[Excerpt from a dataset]
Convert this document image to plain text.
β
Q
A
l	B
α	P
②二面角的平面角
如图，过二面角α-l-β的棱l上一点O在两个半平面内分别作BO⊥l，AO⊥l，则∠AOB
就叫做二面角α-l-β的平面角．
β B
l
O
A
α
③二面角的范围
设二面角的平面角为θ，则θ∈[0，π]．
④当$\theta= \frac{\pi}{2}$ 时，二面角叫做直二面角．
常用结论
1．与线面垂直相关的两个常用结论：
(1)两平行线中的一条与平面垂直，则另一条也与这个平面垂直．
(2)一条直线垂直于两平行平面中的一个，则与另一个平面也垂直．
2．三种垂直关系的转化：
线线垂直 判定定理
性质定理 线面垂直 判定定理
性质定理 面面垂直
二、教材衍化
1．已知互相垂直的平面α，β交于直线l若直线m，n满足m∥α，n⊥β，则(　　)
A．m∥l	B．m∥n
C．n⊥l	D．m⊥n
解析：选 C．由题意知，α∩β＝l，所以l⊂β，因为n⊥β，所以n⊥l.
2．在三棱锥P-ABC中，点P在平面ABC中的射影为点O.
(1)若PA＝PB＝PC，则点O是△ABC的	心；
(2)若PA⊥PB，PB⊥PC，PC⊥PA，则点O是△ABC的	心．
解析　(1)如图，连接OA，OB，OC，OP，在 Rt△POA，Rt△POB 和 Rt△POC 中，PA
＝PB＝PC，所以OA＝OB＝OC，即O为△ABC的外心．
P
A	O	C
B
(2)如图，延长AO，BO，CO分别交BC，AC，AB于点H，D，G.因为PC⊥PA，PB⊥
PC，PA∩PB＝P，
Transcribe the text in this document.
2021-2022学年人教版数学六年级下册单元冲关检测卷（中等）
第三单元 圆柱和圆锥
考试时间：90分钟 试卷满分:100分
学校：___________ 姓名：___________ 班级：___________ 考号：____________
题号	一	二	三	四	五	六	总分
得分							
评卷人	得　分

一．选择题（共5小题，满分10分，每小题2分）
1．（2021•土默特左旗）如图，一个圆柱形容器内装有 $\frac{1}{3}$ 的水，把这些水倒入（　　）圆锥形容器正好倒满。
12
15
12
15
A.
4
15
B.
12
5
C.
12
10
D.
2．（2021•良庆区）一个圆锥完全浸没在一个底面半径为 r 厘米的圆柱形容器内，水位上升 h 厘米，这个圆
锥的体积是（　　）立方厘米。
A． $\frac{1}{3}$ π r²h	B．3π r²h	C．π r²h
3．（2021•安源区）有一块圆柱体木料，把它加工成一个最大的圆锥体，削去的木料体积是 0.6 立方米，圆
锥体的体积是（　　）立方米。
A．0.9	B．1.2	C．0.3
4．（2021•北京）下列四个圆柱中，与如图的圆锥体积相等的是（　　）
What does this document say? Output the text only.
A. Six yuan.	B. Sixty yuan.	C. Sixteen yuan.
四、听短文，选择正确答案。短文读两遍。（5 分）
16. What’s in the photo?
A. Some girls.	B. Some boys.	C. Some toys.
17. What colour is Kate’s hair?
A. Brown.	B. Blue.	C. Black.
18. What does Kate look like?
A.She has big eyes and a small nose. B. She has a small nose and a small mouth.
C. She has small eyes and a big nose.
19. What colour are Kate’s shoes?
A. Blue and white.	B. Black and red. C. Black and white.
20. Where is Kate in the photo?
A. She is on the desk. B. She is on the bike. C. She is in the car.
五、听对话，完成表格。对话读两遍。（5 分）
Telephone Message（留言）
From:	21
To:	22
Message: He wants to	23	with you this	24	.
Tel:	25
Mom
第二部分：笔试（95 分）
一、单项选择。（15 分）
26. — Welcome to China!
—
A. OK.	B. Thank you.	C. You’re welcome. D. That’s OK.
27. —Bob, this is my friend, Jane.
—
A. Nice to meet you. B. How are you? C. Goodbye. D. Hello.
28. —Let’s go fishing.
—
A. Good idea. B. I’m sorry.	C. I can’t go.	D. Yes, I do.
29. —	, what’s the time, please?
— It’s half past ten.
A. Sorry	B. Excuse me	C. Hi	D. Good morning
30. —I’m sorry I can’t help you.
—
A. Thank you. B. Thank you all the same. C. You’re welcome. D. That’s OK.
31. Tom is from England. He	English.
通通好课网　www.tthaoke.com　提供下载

* DIRECTIONS *
Copy out every line holding the string "Kate".

* RESULT OF THE TASK *
17. What colour is Kate’s hair?
18. What does Kate look like?
19. What colour are Kate’s shoes?
20. Where is Kate in the photo?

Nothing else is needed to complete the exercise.